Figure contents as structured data
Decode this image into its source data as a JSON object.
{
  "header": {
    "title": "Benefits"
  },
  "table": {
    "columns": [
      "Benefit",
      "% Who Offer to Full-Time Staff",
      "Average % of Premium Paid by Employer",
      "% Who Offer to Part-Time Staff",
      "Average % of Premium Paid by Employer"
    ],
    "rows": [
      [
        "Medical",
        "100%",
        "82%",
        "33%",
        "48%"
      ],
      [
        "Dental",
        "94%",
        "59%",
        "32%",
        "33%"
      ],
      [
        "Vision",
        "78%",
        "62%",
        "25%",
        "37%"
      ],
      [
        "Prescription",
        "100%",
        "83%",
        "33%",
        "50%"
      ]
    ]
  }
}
* * *
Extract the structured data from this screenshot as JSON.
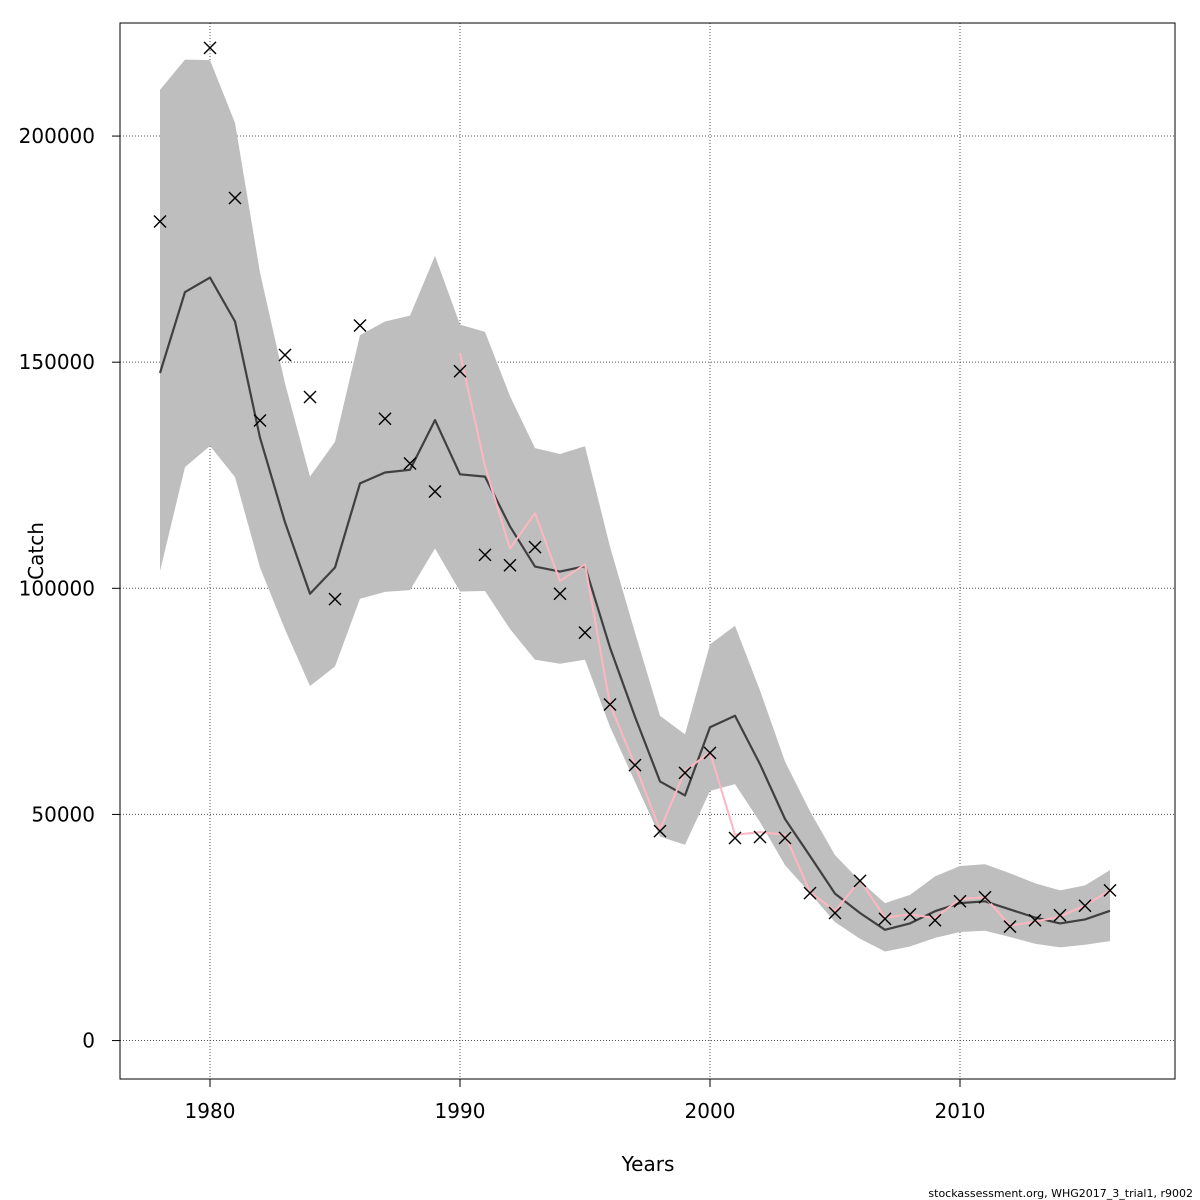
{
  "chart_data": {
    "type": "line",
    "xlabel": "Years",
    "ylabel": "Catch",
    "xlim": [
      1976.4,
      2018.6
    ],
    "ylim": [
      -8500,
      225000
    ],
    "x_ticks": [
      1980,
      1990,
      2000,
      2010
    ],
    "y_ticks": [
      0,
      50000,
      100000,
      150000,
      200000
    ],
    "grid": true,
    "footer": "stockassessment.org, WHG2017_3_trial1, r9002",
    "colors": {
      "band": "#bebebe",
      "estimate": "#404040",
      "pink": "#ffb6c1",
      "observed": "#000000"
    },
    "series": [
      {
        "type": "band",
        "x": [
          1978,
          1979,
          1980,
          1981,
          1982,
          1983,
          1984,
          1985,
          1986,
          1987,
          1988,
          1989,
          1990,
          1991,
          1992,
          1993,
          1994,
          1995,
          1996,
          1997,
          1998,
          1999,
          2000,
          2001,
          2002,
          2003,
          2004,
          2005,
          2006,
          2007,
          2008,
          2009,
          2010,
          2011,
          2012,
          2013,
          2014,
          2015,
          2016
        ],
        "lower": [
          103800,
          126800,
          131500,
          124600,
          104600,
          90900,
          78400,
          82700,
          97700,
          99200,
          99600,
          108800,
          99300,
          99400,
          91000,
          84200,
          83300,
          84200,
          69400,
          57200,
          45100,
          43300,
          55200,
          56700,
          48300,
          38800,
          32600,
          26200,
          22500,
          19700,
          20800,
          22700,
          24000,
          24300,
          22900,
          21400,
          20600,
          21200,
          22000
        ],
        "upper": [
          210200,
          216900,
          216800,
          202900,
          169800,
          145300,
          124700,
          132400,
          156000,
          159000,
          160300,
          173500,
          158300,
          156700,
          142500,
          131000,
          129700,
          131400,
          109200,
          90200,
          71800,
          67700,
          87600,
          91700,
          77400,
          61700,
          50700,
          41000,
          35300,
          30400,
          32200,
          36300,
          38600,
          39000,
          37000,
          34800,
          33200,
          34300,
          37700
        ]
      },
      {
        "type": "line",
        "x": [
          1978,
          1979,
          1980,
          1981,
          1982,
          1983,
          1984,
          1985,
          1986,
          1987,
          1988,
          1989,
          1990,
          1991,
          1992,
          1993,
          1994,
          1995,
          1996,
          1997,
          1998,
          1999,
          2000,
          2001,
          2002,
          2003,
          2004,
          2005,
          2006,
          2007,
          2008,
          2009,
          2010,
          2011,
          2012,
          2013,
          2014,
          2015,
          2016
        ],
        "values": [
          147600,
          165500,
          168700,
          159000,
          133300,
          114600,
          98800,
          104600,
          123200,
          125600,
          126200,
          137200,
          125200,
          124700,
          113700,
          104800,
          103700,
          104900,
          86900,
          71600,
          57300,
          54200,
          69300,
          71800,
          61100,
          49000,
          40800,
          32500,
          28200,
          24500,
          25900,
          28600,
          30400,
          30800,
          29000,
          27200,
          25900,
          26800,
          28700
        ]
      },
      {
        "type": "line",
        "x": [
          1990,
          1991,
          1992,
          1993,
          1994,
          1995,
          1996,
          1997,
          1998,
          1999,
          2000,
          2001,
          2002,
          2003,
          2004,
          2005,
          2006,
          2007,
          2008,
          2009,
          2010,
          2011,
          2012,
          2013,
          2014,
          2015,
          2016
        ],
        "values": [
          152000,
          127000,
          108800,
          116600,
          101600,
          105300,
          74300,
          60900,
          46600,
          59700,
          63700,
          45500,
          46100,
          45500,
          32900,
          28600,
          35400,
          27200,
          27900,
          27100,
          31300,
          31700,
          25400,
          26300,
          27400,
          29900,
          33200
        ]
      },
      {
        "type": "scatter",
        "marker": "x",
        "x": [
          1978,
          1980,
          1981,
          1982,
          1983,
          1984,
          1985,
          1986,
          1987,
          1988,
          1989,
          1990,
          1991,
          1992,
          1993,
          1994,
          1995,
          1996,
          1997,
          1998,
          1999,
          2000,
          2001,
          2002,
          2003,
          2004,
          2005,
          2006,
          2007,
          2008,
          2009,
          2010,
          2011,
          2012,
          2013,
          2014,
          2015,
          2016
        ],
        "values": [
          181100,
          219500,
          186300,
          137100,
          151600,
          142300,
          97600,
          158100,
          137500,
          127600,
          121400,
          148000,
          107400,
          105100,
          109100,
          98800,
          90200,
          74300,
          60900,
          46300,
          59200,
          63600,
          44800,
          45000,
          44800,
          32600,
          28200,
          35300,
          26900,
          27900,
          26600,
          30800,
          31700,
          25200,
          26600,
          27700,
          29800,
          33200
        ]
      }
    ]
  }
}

_What you should do_.
In how many lines of the data does the string "this" appear? Give only the number.

_Exercise answer_.
2